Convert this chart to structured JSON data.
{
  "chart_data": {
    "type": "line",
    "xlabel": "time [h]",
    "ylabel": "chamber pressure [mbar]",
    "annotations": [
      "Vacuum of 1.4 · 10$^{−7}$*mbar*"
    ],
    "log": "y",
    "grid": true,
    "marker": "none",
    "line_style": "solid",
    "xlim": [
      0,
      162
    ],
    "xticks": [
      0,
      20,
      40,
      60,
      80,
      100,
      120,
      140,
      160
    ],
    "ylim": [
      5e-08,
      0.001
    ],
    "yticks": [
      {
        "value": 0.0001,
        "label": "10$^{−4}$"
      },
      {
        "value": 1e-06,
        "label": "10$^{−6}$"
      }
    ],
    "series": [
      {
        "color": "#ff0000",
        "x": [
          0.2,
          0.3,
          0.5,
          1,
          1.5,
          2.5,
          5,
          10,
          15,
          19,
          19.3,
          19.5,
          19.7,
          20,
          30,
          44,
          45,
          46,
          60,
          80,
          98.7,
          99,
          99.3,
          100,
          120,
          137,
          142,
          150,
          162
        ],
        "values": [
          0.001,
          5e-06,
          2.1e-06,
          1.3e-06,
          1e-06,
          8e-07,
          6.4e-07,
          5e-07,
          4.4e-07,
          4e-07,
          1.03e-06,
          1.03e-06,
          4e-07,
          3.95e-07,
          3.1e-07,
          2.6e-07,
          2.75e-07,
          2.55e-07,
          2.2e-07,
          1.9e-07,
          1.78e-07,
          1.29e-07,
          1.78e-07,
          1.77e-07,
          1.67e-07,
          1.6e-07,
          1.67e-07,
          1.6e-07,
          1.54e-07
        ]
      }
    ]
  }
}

=-=-=

The records above should be restated word for word, please.

* EXPECTED ANSWER
Convert this chart to structured JSON data.
{
  "chart_data": {
    "type": "line",
    "xlabel": "time [h]",
    "ylabel": "chamber pressure [mbar]",
    "annotations": [
      "Vacuum of 1.4 · 10$^{−7}$*mbar*"
    ],
    "log": "y",
    "grid": true,
    "marker": "none",
    "line_style": "solid",
    "xlim": [
      0,
      162
    ],
    "xticks": [
      0,
      20,
      40,
      60,
      80,
      100,
      120,
      140,
      160
    ],
    "ylim": [
      5e-08,
      0.001
    ],
    "yticks": [
      {
        "value": 0.0001,
        "label": "10$^{−4}$"
      },
      {
        "value": 1e-06,
        "label": "10$^{−6}$"
      }
    ],
    "series": [
      {
        "color": "#ff0000",
        "x": [
          0.2,
          0.3,
          0.5,
          1,
          1.5,
          2.5,
          5,
          10,
          15,
          19,
          19.3,
          19.5,
          19.7,
          20,
          30,
          44,
          45,
          46,
          60,
          80,
          98.7,
          99,
          99.3,
          100,
          120,
          137,
          142,
          150,
          162
        ],
        "values": [
          0.001,
          5e-06,
          2.1e-06,
          1.3e-06,
          1e-06,
          8e-07,
          6.4e-07,
          5e-07,
          4.4e-07,
          4e-07,
          1.03e-06,
          1.03e-06,
          4e-07,
          3.95e-07,
          3.1e-07,
          2.6e-07,
          2.75e-07,
          2.55e-07,
          2.2e-07,
          1.9e-07,
          1.78e-07,
          1.29e-07,
          1.78e-07,
          1.77e-07,
          1.67e-07,
          1.6e-07,
          1.67e-07,
          1.6e-07,
          1.54e-07
        ]
      }
    ]
  }
}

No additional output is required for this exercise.